**TASK GOAL**
Out of the records below, copy all lines in which the word "DCFDA" occurs.

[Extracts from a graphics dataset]
⁂
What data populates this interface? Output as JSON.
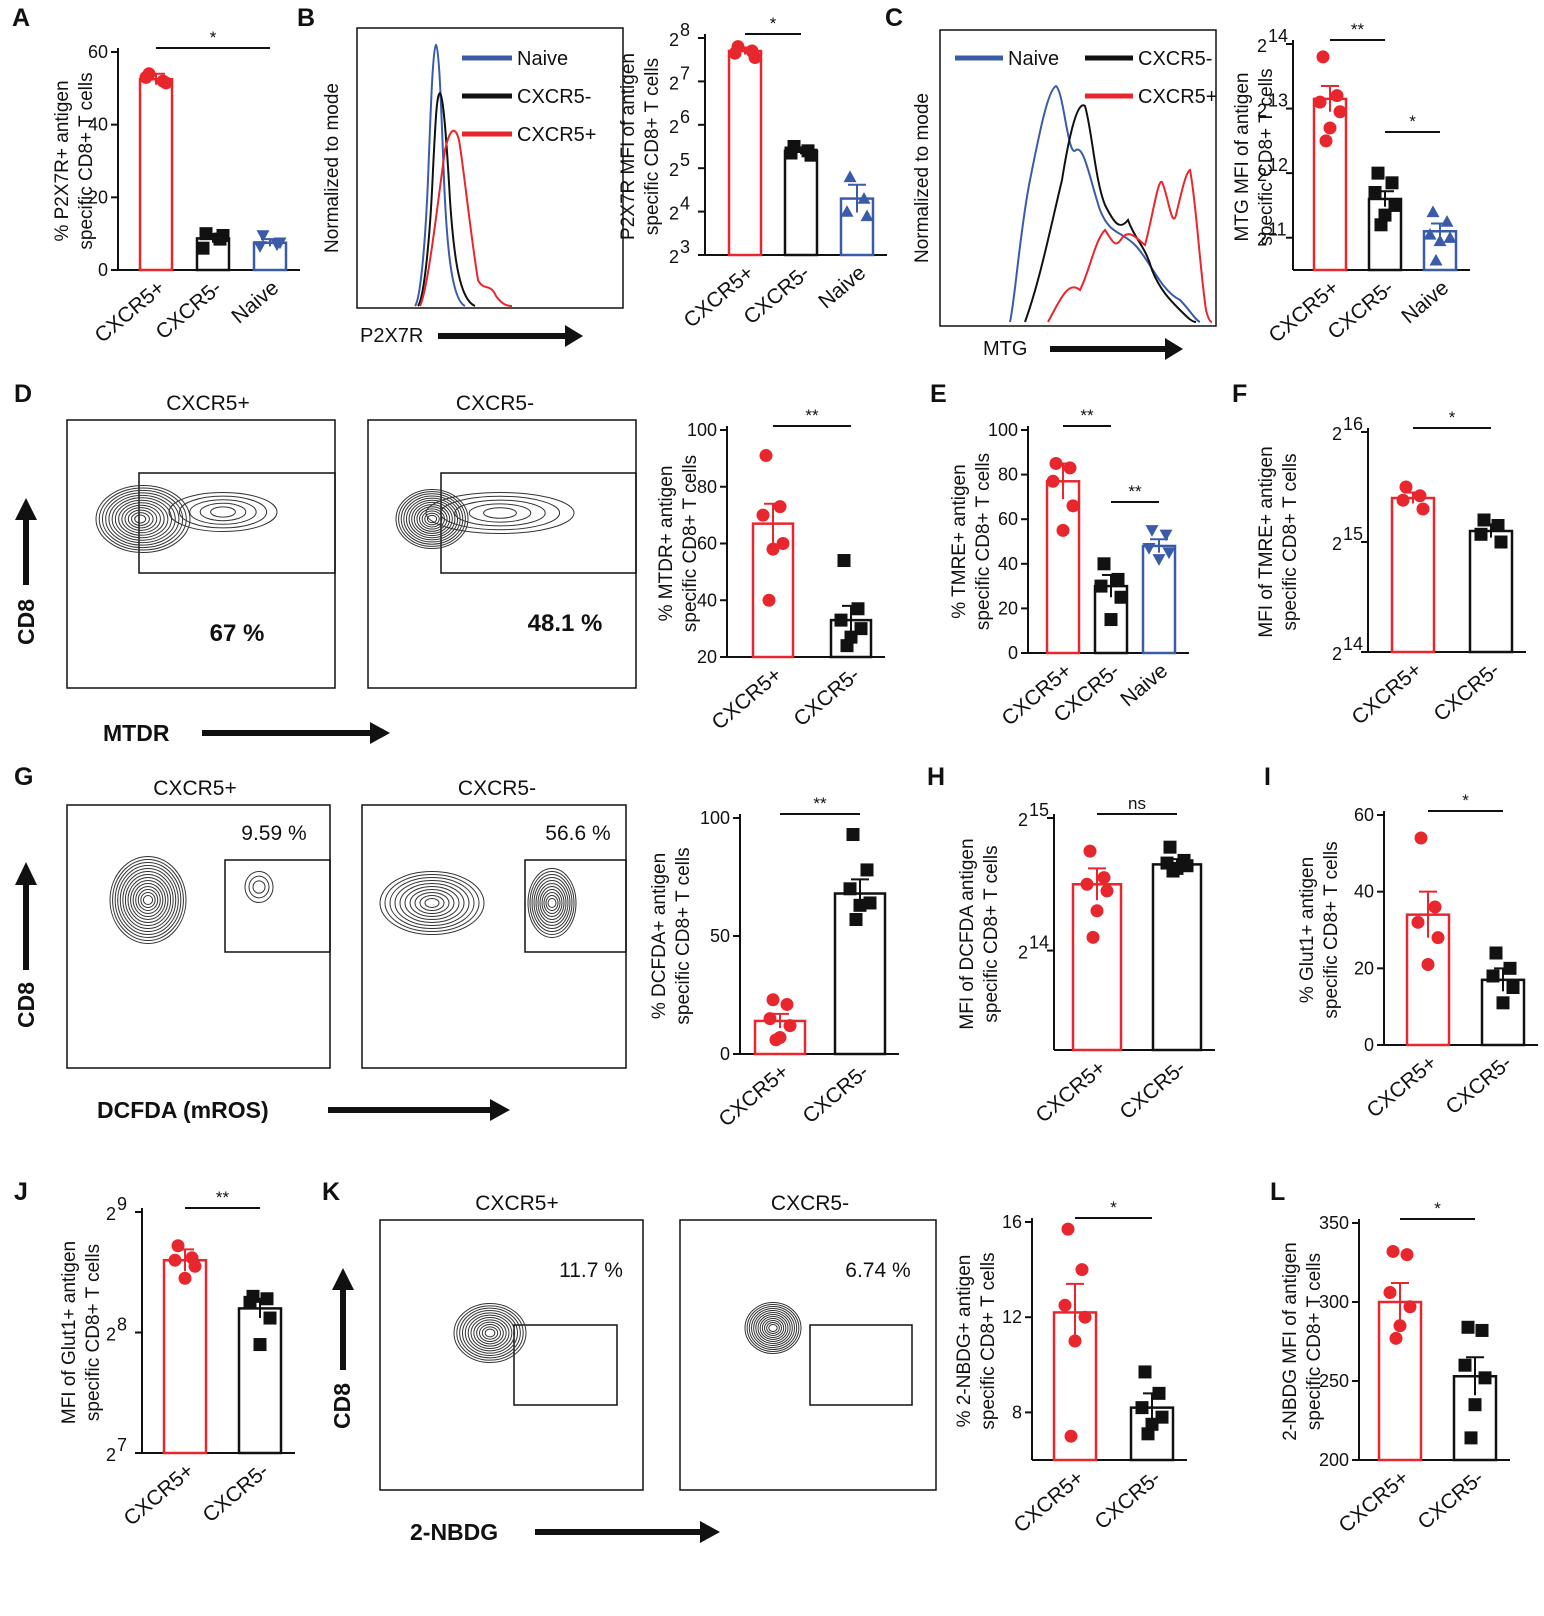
{
  "colors": {
    "cxcr5_pos": "#e8262d",
    "cxcr5_neg": "#111111",
    "naive": "#3a5ca8"
  },
  "panel_labels": {
    "A": "A",
    "B": "B",
    "C": "C",
    "D": "D",
    "E": "E",
    "F": "F",
    "G": "G",
    "H": "H",
    "I": "I",
    "J": "J",
    "K": "K",
    "L": "L"
  },
  "legend": {
    "naive": "Naive",
    "cxcr5_neg": "CXCR5-",
    "cxcr5_pos": "CXCR5+"
  },
  "hist_labels": {
    "ylabel": "Normalized to mode",
    "b_xlabel": "P2X7R",
    "c_xlabel": "MTG"
  },
  "flow": {
    "col_pos": "CXCR5+",
    "col_neg": "CXCR5-",
    "ylabel": "CD8",
    "d": {
      "xlabel": "MTDR",
      "pct_pos": "67 %",
      "pct_neg": "48.1 %"
    },
    "g": {
      "xlabel": "DCFDA (mROS)",
      "pct_pos": "9.59 %",
      "pct_neg": "56.6 %"
    },
    "k": {
      "xlabel": "2-NBDG",
      "pct_pos": "11.7 %",
      "pct_neg": "6.74 %"
    }
  },
  "chart_data": [
    {
      "id": "A",
      "type": "bar",
      "scale": "linear",
      "ylabel": [
        "% P2X7R+ antigen",
        "specific CD8+ T cells"
      ],
      "ylim": [
        0,
        60
      ],
      "ticks": [
        0,
        20,
        40,
        60
      ],
      "categories": [
        "CXCR5+",
        "CXCR5-",
        "Naive"
      ],
      "series": [
        {
          "name": "CXCR5+",
          "mean": 52.5,
          "sem": 1.5,
          "points": [
            54,
            52,
            53,
            51.5
          ],
          "marker": "circle"
        },
        {
          "name": "CXCR5-",
          "mean": 8.7,
          "sem": 1.2,
          "points": [
            10,
            8.5,
            6,
            9.5
          ],
          "marker": "square"
        },
        {
          "name": "Naive",
          "mean": 7.5,
          "sem": 1.0,
          "points": [
            9.5,
            7,
            6.5,
            7.5
          ],
          "marker": "triangle-down"
        }
      ],
      "significance": [
        {
          "from": 0,
          "to": 2,
          "label": "*"
        }
      ]
    },
    {
      "id": "B",
      "type": "bar",
      "scale": "log2",
      "ylabel": [
        "P2X7R MFI of antigen",
        "specific CD8+ T cells"
      ],
      "ylim": [
        3,
        8
      ],
      "ticks": [
        3,
        4,
        5,
        6,
        7,
        8
      ],
      "categories": [
        "CXCR5+",
        "CXCR5-",
        "Naive"
      ],
      "series": [
        {
          "name": "CXCR5+",
          "mean": 7.7,
          "sem": 0.08,
          "points": [
            7.8,
            7.7,
            7.65,
            7.55
          ],
          "marker": "circle"
        },
        {
          "name": "CXCR5-",
          "mean": 5.4,
          "sem": 0.08,
          "points": [
            5.5,
            5.4,
            5.35,
            5.3
          ],
          "marker": "square"
        },
        {
          "name": "Naive",
          "mean": 4.3,
          "sem": 0.32,
          "points": [
            4.8,
            4.3,
            4.0,
            3.9
          ],
          "marker": "triangle-up"
        }
      ],
      "significance": [
        {
          "from": 0,
          "to": 1,
          "label": "*"
        }
      ]
    },
    {
      "id": "C",
      "type": "bar",
      "scale": "log2",
      "ylabel": [
        "MTG MFI of antigen",
        "specific CD8+ T cells"
      ],
      "ylim": [
        10.5,
        14
      ],
      "ticks": [
        11,
        12,
        13,
        14
      ],
      "categories": [
        "CXCR5+",
        "CXCR5-",
        "Naive"
      ],
      "series": [
        {
          "name": "CXCR5+",
          "mean": 13.15,
          "sem": 0.2,
          "points": [
            13.8,
            13.2,
            13.1,
            12.95,
            12.7,
            12.5
          ],
          "marker": "circle"
        },
        {
          "name": "CXCR5-",
          "mean": 11.6,
          "sem": 0.12,
          "points": [
            12.0,
            11.85,
            11.7,
            11.5,
            11.35,
            11.2
          ],
          "marker": "square"
        },
        {
          "name": "Naive",
          "mean": 11.1,
          "sem": 0.12,
          "points": [
            11.4,
            11.25,
            11.05,
            11.0,
            10.95,
            10.65
          ],
          "marker": "triangle-up"
        }
      ],
      "significance": [
        {
          "from": 0,
          "to": 1,
          "label": "**"
        },
        {
          "from": 1,
          "to": 2,
          "label": "*"
        }
      ]
    },
    {
      "id": "D",
      "type": "bar",
      "scale": "linear",
      "ylabel": [
        "% MTDR+ antigen",
        "specific CD8+ T cells"
      ],
      "ylim": [
        20,
        100
      ],
      "ticks": [
        20,
        40,
        60,
        80,
        100
      ],
      "categories": [
        "CXCR5+",
        "CXCR5-"
      ],
      "series": [
        {
          "name": "CXCR5+",
          "mean": 67,
          "sem": 7,
          "points": [
            91,
            73,
            70,
            60,
            58,
            40
          ],
          "marker": "circle"
        },
        {
          "name": "CXCR5-",
          "mean": 33,
          "sem": 5,
          "points": [
            54,
            37,
            33,
            30,
            27,
            24
          ],
          "marker": "square"
        }
      ],
      "significance": [
        {
          "from": 0,
          "to": 1,
          "label": "**"
        }
      ]
    },
    {
      "id": "E",
      "type": "bar",
      "scale": "linear",
      "ylabel": [
        "% TMRE+ antigen",
        "specific CD8+ T cells"
      ],
      "ylim": [
        0,
        100
      ],
      "ticks": [
        0,
        20,
        40,
        60,
        80,
        100
      ],
      "categories": [
        "CXCR5+",
        "CXCR5-",
        "Naive"
      ],
      "series": [
        {
          "name": "CXCR5+",
          "mean": 77,
          "sem": 8,
          "points": [
            85,
            83,
            77,
            66,
            55
          ],
          "marker": "circle"
        },
        {
          "name": "CXCR5-",
          "mean": 30,
          "sem": 5,
          "points": [
            40,
            33,
            30,
            25,
            15
          ],
          "marker": "square"
        },
        {
          "name": "Naive",
          "mean": 48,
          "sem": 3,
          "points": [
            55,
            53,
            47,
            45,
            42
          ],
          "marker": "triangle-down"
        }
      ],
      "significance": [
        {
          "from": 0,
          "to": 1,
          "label": "**"
        },
        {
          "from": 1,
          "to": 2,
          "label": "**"
        }
      ]
    },
    {
      "id": "F",
      "type": "bar",
      "scale": "log2",
      "ylabel": [
        "MFI of TMRE+ antigen",
        "specific CD8+ T cells"
      ],
      "ylim": [
        14,
        16
      ],
      "ticks": [
        14,
        15,
        16
      ],
      "categories": [
        "CXCR5+",
        "CXCR5-"
      ],
      "series": [
        {
          "name": "CXCR5+",
          "mean": 15.4,
          "sem": 0.05,
          "points": [
            15.5,
            15.42,
            15.38,
            15.3
          ],
          "marker": "circle"
        },
        {
          "name": "CXCR5-",
          "mean": 15.1,
          "sem": 0.06,
          "points": [
            15.2,
            15.15,
            15.07,
            15.0
          ],
          "marker": "square"
        }
      ],
      "significance": [
        {
          "from": 0,
          "to": 1,
          "label": "*"
        }
      ]
    },
    {
      "id": "G",
      "type": "bar",
      "scale": "linear",
      "ylabel": [
        "% DCFDA+ antigen",
        "specific CD8+ T cells"
      ],
      "ylim": [
        0,
        100
      ],
      "ticks": [
        0,
        50,
        100
      ],
      "categories": [
        "CXCR5+",
        "CXCR5-"
      ],
      "series": [
        {
          "name": "CXCR5+",
          "mean": 14,
          "sem": 3,
          "points": [
            23,
            21,
            15,
            12,
            7,
            6
          ],
          "marker": "circle"
        },
        {
          "name": "CXCR5-",
          "mean": 68,
          "sem": 6,
          "points": [
            93,
            78,
            70,
            64,
            63,
            57
          ],
          "marker": "square"
        }
      ],
      "significance": [
        {
          "from": 0,
          "to": 1,
          "label": "**"
        }
      ]
    },
    {
      "id": "H",
      "type": "bar",
      "scale": "log2",
      "ylabel": [
        "MFI of DCFDA antigen",
        "specific CD8+ T cells"
      ],
      "ylim": [
        13.25,
        15
      ],
      "ticks": [
        14,
        15
      ],
      "categories": [
        "CXCR5+",
        "CXCR5-"
      ],
      "series": [
        {
          "name": "CXCR5+",
          "mean": 14.5,
          "sem": 0.12,
          "points": [
            14.75,
            14.55,
            14.5,
            14.45,
            14.3,
            14.1
          ],
          "marker": "circle"
        },
        {
          "name": "CXCR5-",
          "mean": 14.65,
          "sem": 0.04,
          "points": [
            14.78,
            14.68,
            14.66,
            14.64,
            14.62,
            14.6
          ],
          "marker": "square"
        }
      ],
      "significance": [
        {
          "from": 0,
          "to": 1,
          "label": "ns"
        }
      ]
    },
    {
      "id": "I",
      "type": "bar",
      "scale": "linear",
      "ylabel": [
        "% Glut1+ antigen",
        "specific CD8+ T cells"
      ],
      "ylim": [
        0,
        60
      ],
      "ticks": [
        0,
        20,
        40,
        60
      ],
      "categories": [
        "CXCR5+",
        "CXCR5-"
      ],
      "series": [
        {
          "name": "CXCR5+",
          "mean": 34,
          "sem": 6,
          "points": [
            54,
            36,
            32,
            28,
            21
          ],
          "marker": "circle"
        },
        {
          "name": "CXCR5-",
          "mean": 17,
          "sem": 3,
          "points": [
            24,
            20,
            18,
            15,
            11
          ],
          "marker": "square"
        }
      ],
      "significance": [
        {
          "from": 0,
          "to": 1,
          "label": "*"
        }
      ]
    },
    {
      "id": "J",
      "type": "bar",
      "scale": "log2",
      "ylabel": [
        "MFI of Glut1+ antigen",
        "specific CD8+ T cells"
      ],
      "ylim": [
        7,
        9
      ],
      "ticks": [
        7,
        8,
        9
      ],
      "categories": [
        "CXCR5+",
        "CXCR5-"
      ],
      "series": [
        {
          "name": "CXCR5+",
          "mean": 8.6,
          "sem": 0.09,
          "points": [
            8.72,
            8.62,
            8.6,
            8.55,
            8.45
          ],
          "marker": "circle"
        },
        {
          "name": "CXCR5-",
          "mean": 8.2,
          "sem": 0.08,
          "points": [
            8.3,
            8.28,
            8.25,
            8.12,
            7.9
          ],
          "marker": "square"
        }
      ],
      "significance": [
        {
          "from": 0,
          "to": 1,
          "label": "**"
        }
      ]
    },
    {
      "id": "K",
      "type": "bar",
      "scale": "linear",
      "ylabel": [
        "% 2-NBDG+ antigen",
        "specific CD8+ T cells"
      ],
      "ylim": [
        6,
        16
      ],
      "ticks": [
        8,
        12,
        16
      ],
      "categories": [
        "CXCR5+",
        "CXCR5-"
      ],
      "series": [
        {
          "name": "CXCR5+",
          "mean": 12.2,
          "sem": 1.2,
          "points": [
            15.7,
            14,
            12.5,
            12,
            11,
            7
          ],
          "marker": "circle"
        },
        {
          "name": "CXCR5-",
          "mean": 8.2,
          "sem": 0.6,
          "points": [
            9.7,
            8.8,
            8.2,
            7.8,
            7.5,
            7.1
          ],
          "marker": "square"
        }
      ],
      "significance": [
        {
          "from": 0,
          "to": 1,
          "label": "*"
        }
      ]
    },
    {
      "id": "L",
      "type": "bar",
      "scale": "linear",
      "ylabel": [
        "2-NBDG MFI of antigen",
        "specific CD8+ T cells"
      ],
      "ylim": [
        200,
        350
      ],
      "ticks": [
        200,
        250,
        300,
        350
      ],
      "categories": [
        "CXCR5+",
        "CXCR5-"
      ],
      "series": [
        {
          "name": "CXCR5+",
          "mean": 300,
          "sem": 12,
          "points": [
            332,
            330,
            306,
            297,
            285,
            277
          ],
          "marker": "circle"
        },
        {
          "name": "CXCR5-",
          "mean": 253,
          "sem": 12,
          "points": [
            284,
            282,
            260,
            252,
            235,
            214
          ],
          "marker": "square"
        }
      ],
      "significance": [
        {
          "from": 0,
          "to": 1,
          "label": "*"
        }
      ]
    }
  ]
}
⁂
**RESULT OF THIS EXERCISE**
      "xlabel": "DCFDA (mROS)",
        "% DCFDA+ antigen",
        "MFI of DCFDA antigen",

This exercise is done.